* **Records excerpted from a collection**
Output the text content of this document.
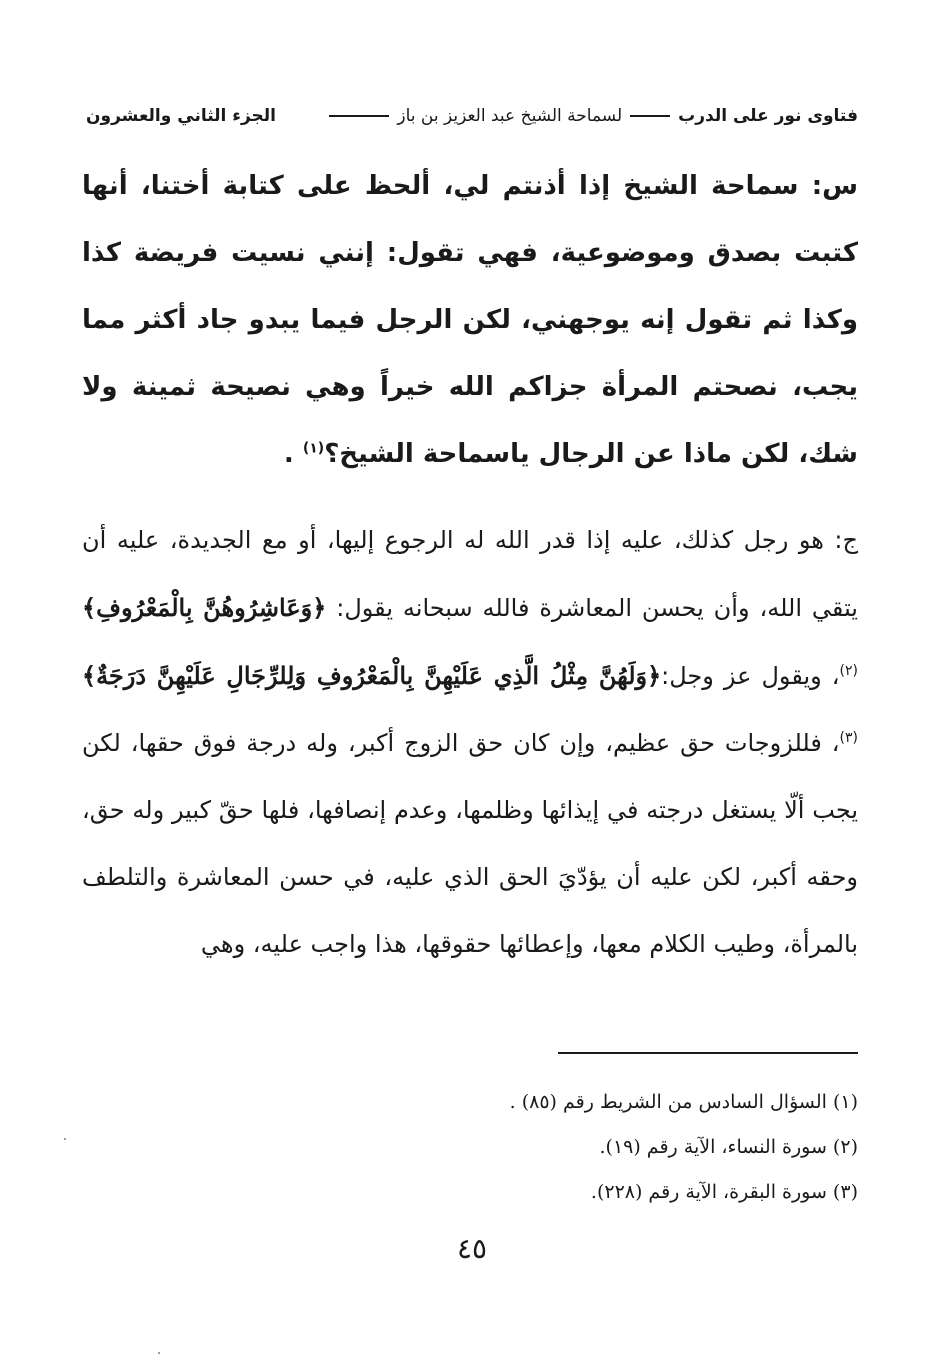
فتاوى نور على الدرب
لسماحة الشيخ عبد العزيز بن باز
الجزء الثاني والعشرون
س: سماحة الشيخ إذا أذنتم لي، ألحظ على كتابة أختنا، أنها كتبت بصدق وموضوعية، فهي تقول: إنني نسيت فريضة كذا وكذا ثم تقول إنه يوجهني، لكن الرجل فيما يبدو جاد أكثر مما يجب، نصحتم المرأة جزاكم الله خيراً وهي نصيحة ثمينة ولا شك، لكن ماذا عن الرجال ياسماحة الشيخ؟$^{(١)}$ .
ج: هو رجل كذلك، عليه إذا قدر الله له الرجوع إليها، أو مع الجديدة، عليه أن يتقي الله، وأن يحسن المعاشرة فالله سبحانه يقول: ﴿وَعَاشِرُوهُنَّ بِالْمَعْرُوفِ﴾$^{(٢)}$، ويقول عز وجل:﴿وَلَهُنَّ مِثْلُ الَّذِي عَلَيْهِنَّ بِالْمَعْرُوفِ وَلِلرِّجَالِ عَلَيْهِنَّ دَرَجَةٌ﴾$^{(٣)}$، فللزوجات حق عظيم، وإن كان حق الزوج أكبر، وله درجة فوق حقها، لكن يجب ألّا يستغل درجته في إيذائها وظلمها، وعدم إنصافها، فلها حقّ كبير وله حق، وحقه أكبر، لكن عليه أن يؤدّيَ الحق الذي عليه، في حسن المعاشرة والتلطف بالمرأة، وطيب الكلام معها، وإعطائها حقوقها، هذا واجب عليه، وهي
(١) السؤال السادس من الشريط رقم (٨٥) .
(٢) سورة النساء، الآية رقم (١٩).
(٣) سورة البقرة، الآية رقم (٢٢٨).
٤٥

* **Brief**
A faithful copy of the records above is needed, with the pictures left out.

* **Exercise result**
Output the text content of this document.
فتاوى نور على الدرب
لسماحة الشيخ عبد العزيز بن باز
الجزء الثاني والعشرون
س: سماحة الشيخ إذا أذنتم لي، ألحظ على كتابة أختنا، أنها كتبت بصدق وموضوعية، فهي تقول: إنني نسيت فريضة كذا وكذا ثم تقول إنه يوجهني، لكن الرجل فيما يبدو جاد أكثر مما يجب، نصحتم المرأة جزاكم الله خيراً وهي نصيحة ثمينة ولا شك، لكن ماذا عن الرجال ياسماحة الشيخ؟$^{(١)}$ .
ج: هو رجل كذلك، عليه إذا قدر الله له الرجوع إليها، أو مع الجديدة، عليه أن يتقي الله، وأن يحسن المعاشرة فالله سبحانه يقول: ﴿وَعَاشِرُوهُنَّ بِالْمَعْرُوفِ﴾$^{(٢)}$، ويقول عز وجل:﴿وَلَهُنَّ مِثْلُ الَّذِي عَلَيْهِنَّ بِالْمَعْرُوفِ وَلِلرِّجَالِ عَلَيْهِنَّ دَرَجَةٌ﴾$^{(٣)}$، فللزوجات حق عظيم، وإن كان حق الزوج أكبر، وله درجة فوق حقها، لكن يجب ألّا يستغل درجته في إيذائها وظلمها، وعدم إنصافها، فلها حقّ كبير وله حق، وحقه أكبر، لكن عليه أن يؤدّيَ الحق الذي عليه، في حسن المعاشرة والتلطف بالمرأة، وطيب الكلام معها، وإعطائها حقوقها، هذا واجب عليه، وهي
(١) السؤال السادس من الشريط رقم (٨٥) .
(٢) سورة النساء، الآية رقم (١٩).
(٣) سورة البقرة، الآية رقم (٢٢٨).
٤٥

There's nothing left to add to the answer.